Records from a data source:
______________________________
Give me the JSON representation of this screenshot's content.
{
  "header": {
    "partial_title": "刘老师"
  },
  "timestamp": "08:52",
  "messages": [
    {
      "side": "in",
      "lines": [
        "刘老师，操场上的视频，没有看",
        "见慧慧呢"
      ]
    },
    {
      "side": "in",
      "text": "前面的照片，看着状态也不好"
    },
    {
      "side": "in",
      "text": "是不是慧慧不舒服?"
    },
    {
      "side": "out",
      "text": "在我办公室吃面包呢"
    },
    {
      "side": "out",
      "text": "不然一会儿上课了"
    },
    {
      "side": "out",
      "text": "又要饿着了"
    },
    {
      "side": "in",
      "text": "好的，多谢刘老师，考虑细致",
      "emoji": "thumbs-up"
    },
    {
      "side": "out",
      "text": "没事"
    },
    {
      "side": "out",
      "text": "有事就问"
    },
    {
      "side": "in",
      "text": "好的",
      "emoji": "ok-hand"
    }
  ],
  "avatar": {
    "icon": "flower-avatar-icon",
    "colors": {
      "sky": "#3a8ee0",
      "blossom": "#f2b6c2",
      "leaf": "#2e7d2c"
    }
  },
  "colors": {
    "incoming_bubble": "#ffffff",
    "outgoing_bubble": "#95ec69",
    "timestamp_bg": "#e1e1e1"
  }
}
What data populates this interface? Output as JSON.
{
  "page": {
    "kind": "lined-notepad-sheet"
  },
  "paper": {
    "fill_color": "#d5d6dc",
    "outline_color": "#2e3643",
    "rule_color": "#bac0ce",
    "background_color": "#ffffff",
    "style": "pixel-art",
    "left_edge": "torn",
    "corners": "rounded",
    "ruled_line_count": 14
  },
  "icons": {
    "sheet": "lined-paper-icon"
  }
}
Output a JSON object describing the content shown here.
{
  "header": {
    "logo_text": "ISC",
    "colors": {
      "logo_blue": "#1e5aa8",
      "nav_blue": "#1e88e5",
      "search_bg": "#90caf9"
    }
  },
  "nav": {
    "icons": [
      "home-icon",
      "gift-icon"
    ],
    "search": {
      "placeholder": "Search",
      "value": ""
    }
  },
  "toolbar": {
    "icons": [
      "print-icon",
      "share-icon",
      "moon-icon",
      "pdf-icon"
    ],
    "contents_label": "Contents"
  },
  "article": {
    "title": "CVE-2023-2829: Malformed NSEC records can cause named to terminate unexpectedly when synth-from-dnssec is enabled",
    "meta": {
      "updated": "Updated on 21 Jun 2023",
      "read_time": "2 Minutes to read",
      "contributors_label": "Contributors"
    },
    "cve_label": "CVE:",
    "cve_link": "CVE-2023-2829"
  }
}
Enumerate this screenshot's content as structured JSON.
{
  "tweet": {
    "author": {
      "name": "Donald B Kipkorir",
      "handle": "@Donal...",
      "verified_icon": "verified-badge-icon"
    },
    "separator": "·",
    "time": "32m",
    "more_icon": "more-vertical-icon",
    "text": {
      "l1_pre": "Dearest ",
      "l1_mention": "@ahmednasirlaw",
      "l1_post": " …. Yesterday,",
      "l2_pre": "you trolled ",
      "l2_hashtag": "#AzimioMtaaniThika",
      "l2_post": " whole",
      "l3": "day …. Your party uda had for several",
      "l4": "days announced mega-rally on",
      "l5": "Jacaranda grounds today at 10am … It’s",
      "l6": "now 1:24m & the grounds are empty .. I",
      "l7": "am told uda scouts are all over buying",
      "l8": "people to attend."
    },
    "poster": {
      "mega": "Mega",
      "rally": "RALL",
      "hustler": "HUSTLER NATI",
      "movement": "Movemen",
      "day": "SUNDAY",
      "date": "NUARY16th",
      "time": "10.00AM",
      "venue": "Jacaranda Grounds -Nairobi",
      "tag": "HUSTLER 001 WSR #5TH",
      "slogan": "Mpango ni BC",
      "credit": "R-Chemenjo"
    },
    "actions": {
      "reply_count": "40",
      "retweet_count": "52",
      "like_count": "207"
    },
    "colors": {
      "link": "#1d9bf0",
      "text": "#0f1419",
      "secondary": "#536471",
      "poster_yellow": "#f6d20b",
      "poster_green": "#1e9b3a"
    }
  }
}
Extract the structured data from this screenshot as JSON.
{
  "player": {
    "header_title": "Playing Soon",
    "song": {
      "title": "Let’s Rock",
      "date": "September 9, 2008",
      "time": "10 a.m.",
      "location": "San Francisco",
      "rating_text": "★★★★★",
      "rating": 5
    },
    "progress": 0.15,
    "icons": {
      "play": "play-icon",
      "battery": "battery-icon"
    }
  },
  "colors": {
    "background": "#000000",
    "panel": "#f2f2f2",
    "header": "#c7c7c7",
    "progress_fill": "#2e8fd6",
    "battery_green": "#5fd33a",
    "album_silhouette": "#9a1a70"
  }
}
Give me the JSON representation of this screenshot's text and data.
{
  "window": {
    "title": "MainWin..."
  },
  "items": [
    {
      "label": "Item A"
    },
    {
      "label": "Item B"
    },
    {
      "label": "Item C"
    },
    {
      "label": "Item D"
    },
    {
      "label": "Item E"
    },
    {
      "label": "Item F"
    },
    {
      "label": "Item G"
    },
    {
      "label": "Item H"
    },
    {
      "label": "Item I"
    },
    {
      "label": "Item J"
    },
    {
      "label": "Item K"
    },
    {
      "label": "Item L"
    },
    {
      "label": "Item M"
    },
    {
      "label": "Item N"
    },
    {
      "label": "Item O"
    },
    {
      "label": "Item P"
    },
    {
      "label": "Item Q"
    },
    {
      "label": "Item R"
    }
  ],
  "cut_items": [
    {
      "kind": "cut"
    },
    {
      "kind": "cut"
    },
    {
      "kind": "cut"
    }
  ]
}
______________________________
Retype every entry word for word.

- [Written response]
Give me the JSON representation of this screenshot's content.
{
  "header": {
    "partial_title": "刘老师"
  },
  "timestamp": "08:52",
  "messages": [
    {
      "side": "in",
      "lines": [
        "刘老师，操场上的视频，没有看",
        "见慧慧呢"
      ]
    },
    {
      "side": "in",
      "text": "前面的照片，看着状态也不好"
    },
    {
      "side": "in",
      "text": "是不是慧慧不舒服?"
    },
    {
      "side": "out",
      "text": "在我办公室吃面包呢"
    },
    {
      "side": "out",
      "text": "不然一会儿上课了"
    },
    {
      "side": "out",
      "text": "又要饿着了"
    },
    {
      "side": "in",
      "text": "好的，多谢刘老师，考虑细致",
      "emoji": "thumbs-up"
    },
    {
      "side": "out",
      "text": "没事"
    },
    {
      "side": "out",
      "text": "有事就问"
    },
    {
      "side": "in",
      "text": "好的",
      "emoji": "ok-hand"
    }
  ],
  "avatar": {
    "icon": "flower-avatar-icon",
    "colors": {
      "sky": "#3a8ee0",
      "blossom": "#f2b6c2",
      "leaf": "#2e7d2c"
    }
  },
  "colors": {
    "incoming_bubble": "#ffffff",
    "outgoing_bubble": "#95ec69",
    "timestamp_bg": "#e1e1e1"
  }
}
What data populates this interface? Output as JSON.
{
  "page": {
    "kind": "lined-notepad-sheet"
  },
  "paper": {
    "fill_color": "#d5d6dc",
    "outline_color": "#2e3643",
    "rule_color": "#bac0ce",
    "background_color": "#ffffff",
    "style": "pixel-art",
    "left_edge": "torn",
    "corners": "rounded",
    "ruled_line_count": 14
  },
  "icons": {
    "sheet": "lined-paper-icon"
  }
}
Output a JSON object describing the content shown here.
{
  "header": {
    "logo_text": "ISC",
    "colors": {
      "logo_blue": "#1e5aa8",
      "nav_blue": "#1e88e5",
      "search_bg": "#90caf9"
    }
  },
  "nav": {
    "icons": [
      "home-icon",
      "gift-icon"
    ],
    "search": {
      "placeholder": "Search",
      "value": ""
    }
  },
  "toolbar": {
    "icons": [
      "print-icon",
      "share-icon",
      "moon-icon",
      "pdf-icon"
    ],
    "contents_label": "Contents"
  },
  "article": {
    "title": "CVE-2023-2829: Malformed NSEC records can cause named to terminate unexpectedly when synth-from-dnssec is enabled",
    "meta": {
      "updated": "Updated on 21 Jun 2023",
      "read_time": "2 Minutes to read",
      "contributors_label": "Contributors"
    },
    "cve_label": "CVE:",
    "cve_link": "CVE-2023-2829"
  }
}
Enumerate this screenshot's content as structured JSON.
{
  "tweet": {
    "author": {
      "name": "Donald B Kipkorir",
      "handle": "@Donal...",
      "verified_icon": "verified-badge-icon"
    },
    "separator": "·",
    "time": "32m",
    "more_icon": "more-vertical-icon",
    "text": {
      "l1_pre": "Dearest ",
      "l1_mention": "@ahmednasirlaw",
      "l1_post": " …. Yesterday,",
      "l2_pre": "you trolled ",
      "l2_hashtag": "#AzimioMtaaniThika",
      "l2_post": " whole",
      "l3": "day …. Your party uda had for several",
      "l4": "days announced mega-rally on",
      "l5": "Jacaranda grounds today at 10am … It’s",
      "l6": "now 1:24m & the grounds are empty .. I",
      "l7": "am told uda scouts are all over buying",
      "l8": "people to attend."
    },
    "poster": {
      "mega": "Mega",
      "rally": "RALL",
      "hustler": "HUSTLER NATI",
      "movement": "Movemen",
      "day": "SUNDAY",
      "date": "NUARY16th",
      "time": "10.00AM",
      "venue": "Jacaranda Grounds -Nairobi",
      "tag": "HUSTLER 001 WSR #5TH",
      "slogan": "Mpango ni BC",
      "credit": "R-Chemenjo"
    },
    "actions": {
      "reply_count": "40",
      "retweet_count": "52",
      "like_count": "207"
    },
    "colors": {
      "link": "#1d9bf0",
      "text": "#0f1419",
      "secondary": "#536471",
      "poster_yellow": "#f6d20b",
      "poster_green": "#1e9b3a"
    }
  }
}
Extract the structured data from this screenshot as JSON.
{
  "player": {
    "header_title": "Playing Soon",
    "song": {
      "title": "Let’s Rock",
      "date": "September 9, 2008",
      "time": "10 a.m.",
      "location": "San Francisco",
      "rating_text": "★★★★★",
      "rating": 5
    },
    "progress": 0.15,
    "icons": {
      "play": "play-icon",
      "battery": "battery-icon"
    }
  },
  "colors": {
    "background": "#000000",
    "panel": "#f2f2f2",
    "header": "#c7c7c7",
    "progress_fill": "#2e8fd6",
    "battery_green": "#5fd33a",
    "album_silhouette": "#9a1a70"
  }
}
Give me the JSON representation of this screenshot's text and data.
{
  "window": {
    "title": "MainWin..."
  },
  "items": [
    {
      "label": "Item A"
    },
    {
      "label": "Item B"
    },
    {
      "label": "Item C"
    },
    {
      "label": "Item D"
    },
    {
      "label": "Item E"
    },
    {
      "label": "Item F"
    },
    {
      "label": "Item G"
    },
    {
      "label": "Item H"
    },
    {
      "label": "Item I"
    },
    {
      "label": "Item J"
    },
    {
      "label": "Item K"
    },
    {
      "label": "Item L"
    },
    {
      "label": "Item M"
    },
    {
      "label": "Item N"
    },
    {
      "label": "Item O"
    },
    {
      "label": "Item P"
    },
    {
      "label": "Item Q"
    },
    {
      "label": "Item R"
    }
  ],
  "cut_items": [
    {
      "kind": "cut"
    },
    {
      "kind": "cut"
    },
    {
      "kind": "cut"
    }
  ]
}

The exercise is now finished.